§ **Task description**: Of all the lines in the data below, how many contain "this"? Report that number alone.

§ **Dataset**:
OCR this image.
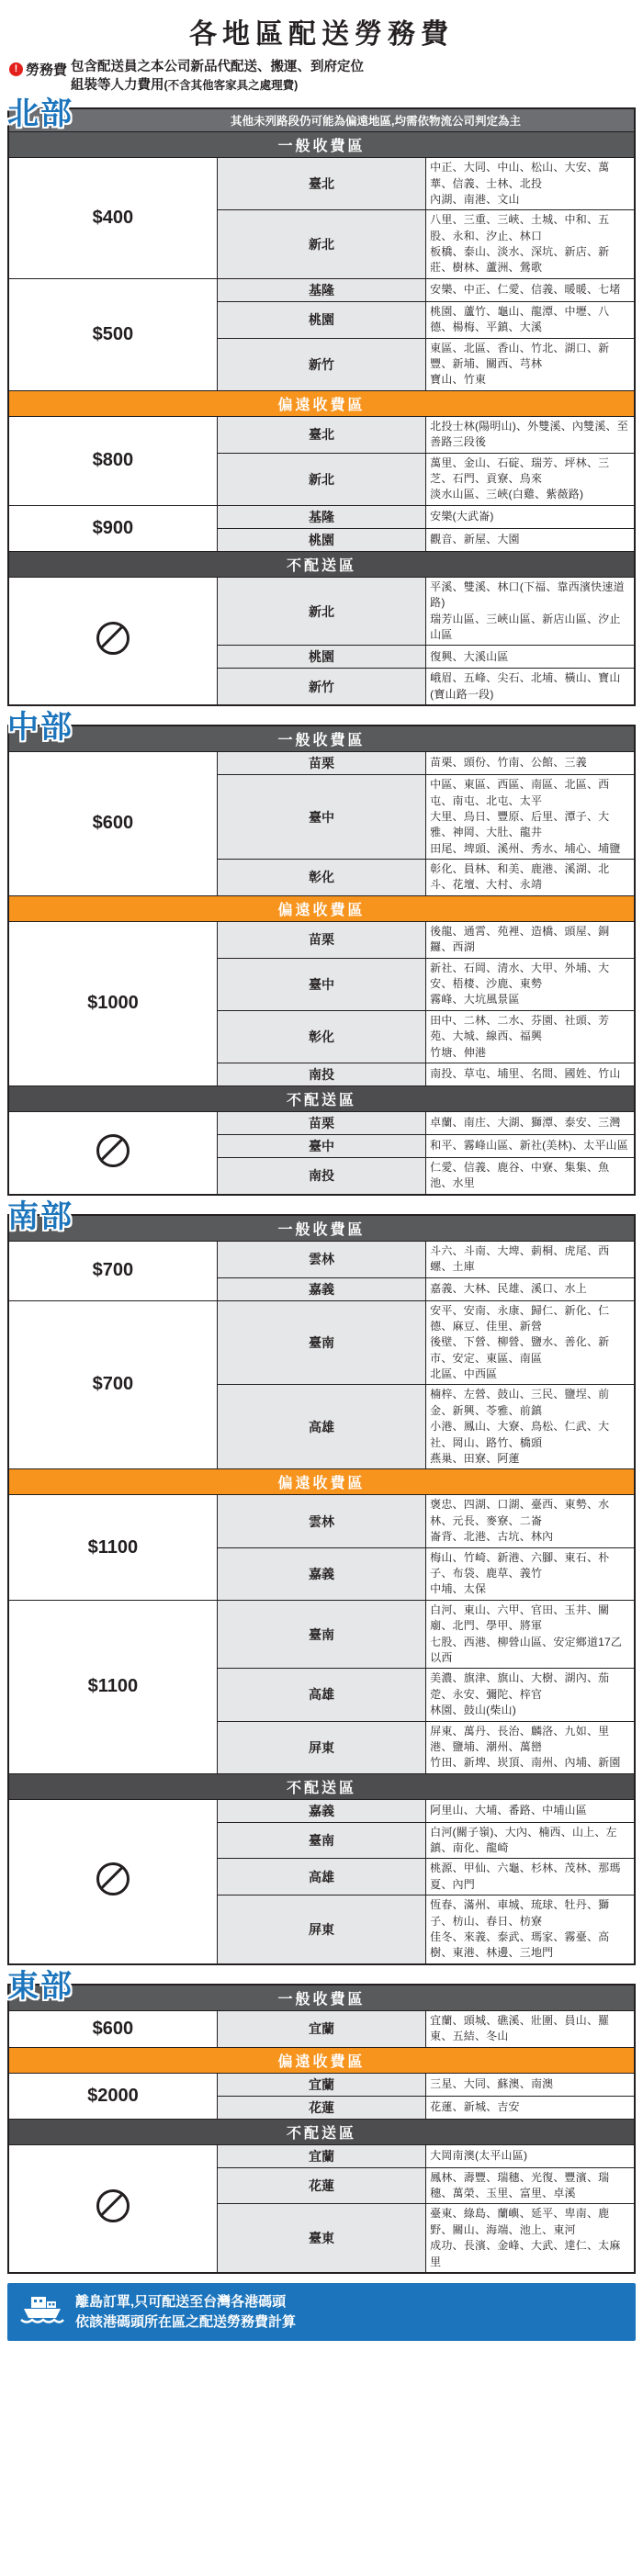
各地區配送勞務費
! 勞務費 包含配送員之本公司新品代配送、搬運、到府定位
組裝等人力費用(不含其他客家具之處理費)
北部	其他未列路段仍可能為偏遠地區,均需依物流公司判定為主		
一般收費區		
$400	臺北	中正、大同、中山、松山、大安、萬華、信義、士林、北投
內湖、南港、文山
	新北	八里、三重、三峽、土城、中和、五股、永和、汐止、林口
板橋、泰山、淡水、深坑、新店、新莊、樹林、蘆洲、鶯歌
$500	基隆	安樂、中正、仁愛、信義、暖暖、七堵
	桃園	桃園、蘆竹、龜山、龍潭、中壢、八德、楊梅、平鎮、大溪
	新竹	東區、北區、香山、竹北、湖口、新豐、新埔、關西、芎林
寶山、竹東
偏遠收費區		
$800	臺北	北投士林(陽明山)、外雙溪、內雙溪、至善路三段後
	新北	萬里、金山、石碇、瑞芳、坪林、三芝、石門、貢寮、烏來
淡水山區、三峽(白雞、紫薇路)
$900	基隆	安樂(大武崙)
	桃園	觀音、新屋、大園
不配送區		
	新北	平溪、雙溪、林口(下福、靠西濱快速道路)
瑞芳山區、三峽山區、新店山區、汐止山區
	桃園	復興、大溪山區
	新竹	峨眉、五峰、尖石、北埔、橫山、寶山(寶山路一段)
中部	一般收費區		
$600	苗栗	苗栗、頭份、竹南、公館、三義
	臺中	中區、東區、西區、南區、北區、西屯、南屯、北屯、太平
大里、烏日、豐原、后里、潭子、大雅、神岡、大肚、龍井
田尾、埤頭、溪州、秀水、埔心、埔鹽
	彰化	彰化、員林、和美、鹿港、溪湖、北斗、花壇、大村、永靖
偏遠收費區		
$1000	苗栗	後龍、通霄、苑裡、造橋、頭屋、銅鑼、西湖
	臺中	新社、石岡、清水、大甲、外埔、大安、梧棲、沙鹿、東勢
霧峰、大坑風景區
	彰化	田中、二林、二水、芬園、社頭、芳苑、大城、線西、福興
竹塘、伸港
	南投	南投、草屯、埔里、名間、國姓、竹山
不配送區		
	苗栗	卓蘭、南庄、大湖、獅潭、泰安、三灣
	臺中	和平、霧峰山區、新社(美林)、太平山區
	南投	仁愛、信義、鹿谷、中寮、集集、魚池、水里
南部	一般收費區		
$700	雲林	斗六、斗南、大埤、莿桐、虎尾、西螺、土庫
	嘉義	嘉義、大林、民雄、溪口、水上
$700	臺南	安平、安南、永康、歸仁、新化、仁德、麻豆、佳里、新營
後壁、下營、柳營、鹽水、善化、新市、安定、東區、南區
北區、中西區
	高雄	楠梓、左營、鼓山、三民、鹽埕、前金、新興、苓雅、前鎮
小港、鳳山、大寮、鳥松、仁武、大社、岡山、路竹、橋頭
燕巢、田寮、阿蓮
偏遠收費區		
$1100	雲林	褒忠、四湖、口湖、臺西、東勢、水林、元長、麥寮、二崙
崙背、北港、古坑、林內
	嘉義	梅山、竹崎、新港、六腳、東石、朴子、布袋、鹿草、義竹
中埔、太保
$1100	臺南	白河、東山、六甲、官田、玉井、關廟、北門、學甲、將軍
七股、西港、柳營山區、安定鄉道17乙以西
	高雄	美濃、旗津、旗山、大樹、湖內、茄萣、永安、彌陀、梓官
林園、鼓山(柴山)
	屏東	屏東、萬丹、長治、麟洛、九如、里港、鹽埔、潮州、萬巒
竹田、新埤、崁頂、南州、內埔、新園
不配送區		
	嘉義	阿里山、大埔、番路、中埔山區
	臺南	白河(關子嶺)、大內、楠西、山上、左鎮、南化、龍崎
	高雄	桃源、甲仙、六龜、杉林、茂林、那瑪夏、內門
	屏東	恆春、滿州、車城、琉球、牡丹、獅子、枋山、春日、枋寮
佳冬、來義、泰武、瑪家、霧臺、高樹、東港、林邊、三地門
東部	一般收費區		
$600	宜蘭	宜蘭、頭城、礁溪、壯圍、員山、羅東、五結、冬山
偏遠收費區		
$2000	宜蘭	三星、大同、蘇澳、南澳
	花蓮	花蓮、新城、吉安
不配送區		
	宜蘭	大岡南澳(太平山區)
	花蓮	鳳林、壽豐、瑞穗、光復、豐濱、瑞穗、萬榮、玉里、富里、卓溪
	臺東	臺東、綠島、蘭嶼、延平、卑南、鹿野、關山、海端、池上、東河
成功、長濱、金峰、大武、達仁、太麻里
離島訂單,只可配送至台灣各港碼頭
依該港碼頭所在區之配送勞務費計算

--

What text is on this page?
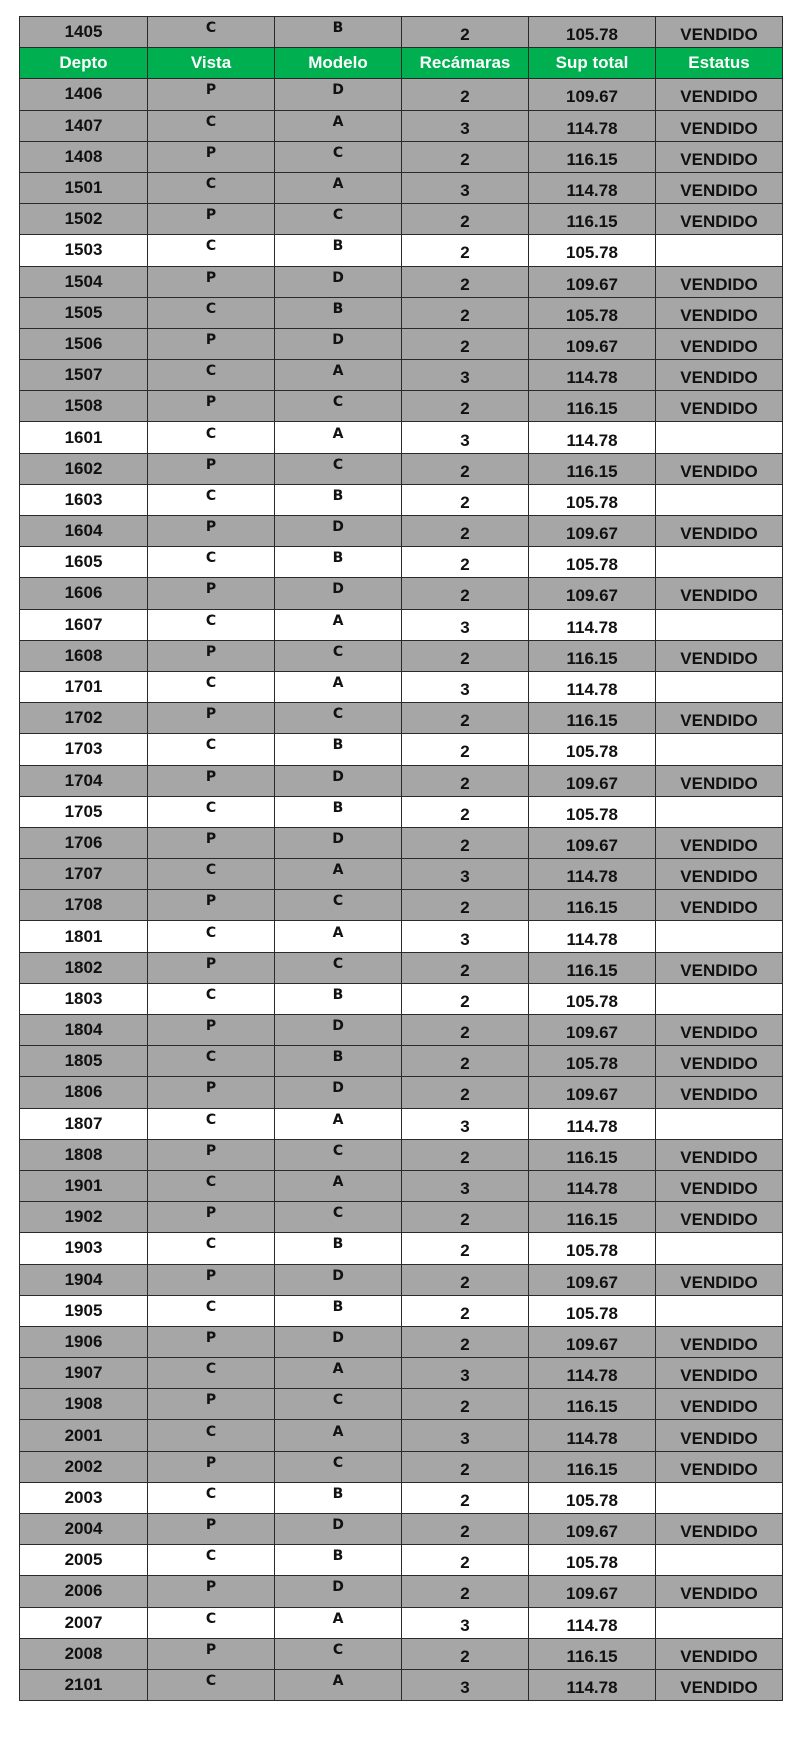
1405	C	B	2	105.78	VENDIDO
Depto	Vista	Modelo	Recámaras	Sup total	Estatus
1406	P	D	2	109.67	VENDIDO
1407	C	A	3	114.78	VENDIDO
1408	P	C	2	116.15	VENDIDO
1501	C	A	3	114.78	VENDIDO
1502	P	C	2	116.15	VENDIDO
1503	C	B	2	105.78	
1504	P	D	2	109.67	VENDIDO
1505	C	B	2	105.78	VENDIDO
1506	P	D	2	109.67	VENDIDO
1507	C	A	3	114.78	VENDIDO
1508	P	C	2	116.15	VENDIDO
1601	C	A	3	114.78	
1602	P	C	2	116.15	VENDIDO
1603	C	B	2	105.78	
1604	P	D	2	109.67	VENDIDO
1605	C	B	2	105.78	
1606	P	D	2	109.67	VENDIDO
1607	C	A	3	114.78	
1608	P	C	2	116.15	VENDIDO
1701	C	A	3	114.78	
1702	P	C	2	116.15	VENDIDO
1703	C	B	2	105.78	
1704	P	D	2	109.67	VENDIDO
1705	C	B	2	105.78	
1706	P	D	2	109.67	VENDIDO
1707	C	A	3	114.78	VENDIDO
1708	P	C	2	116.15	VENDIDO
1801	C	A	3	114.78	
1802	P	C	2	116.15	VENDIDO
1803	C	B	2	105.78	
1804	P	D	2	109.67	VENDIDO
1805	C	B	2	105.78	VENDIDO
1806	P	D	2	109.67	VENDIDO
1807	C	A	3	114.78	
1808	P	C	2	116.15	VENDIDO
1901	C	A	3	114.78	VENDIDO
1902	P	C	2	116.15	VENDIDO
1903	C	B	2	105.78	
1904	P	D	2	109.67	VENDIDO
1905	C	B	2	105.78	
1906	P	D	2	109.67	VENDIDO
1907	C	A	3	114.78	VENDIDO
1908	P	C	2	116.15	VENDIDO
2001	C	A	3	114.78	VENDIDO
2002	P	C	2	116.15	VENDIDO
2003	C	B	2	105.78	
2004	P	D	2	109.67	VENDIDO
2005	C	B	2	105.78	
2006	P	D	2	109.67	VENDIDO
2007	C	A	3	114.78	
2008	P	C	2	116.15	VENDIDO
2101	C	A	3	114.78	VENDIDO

§ **Result**: 2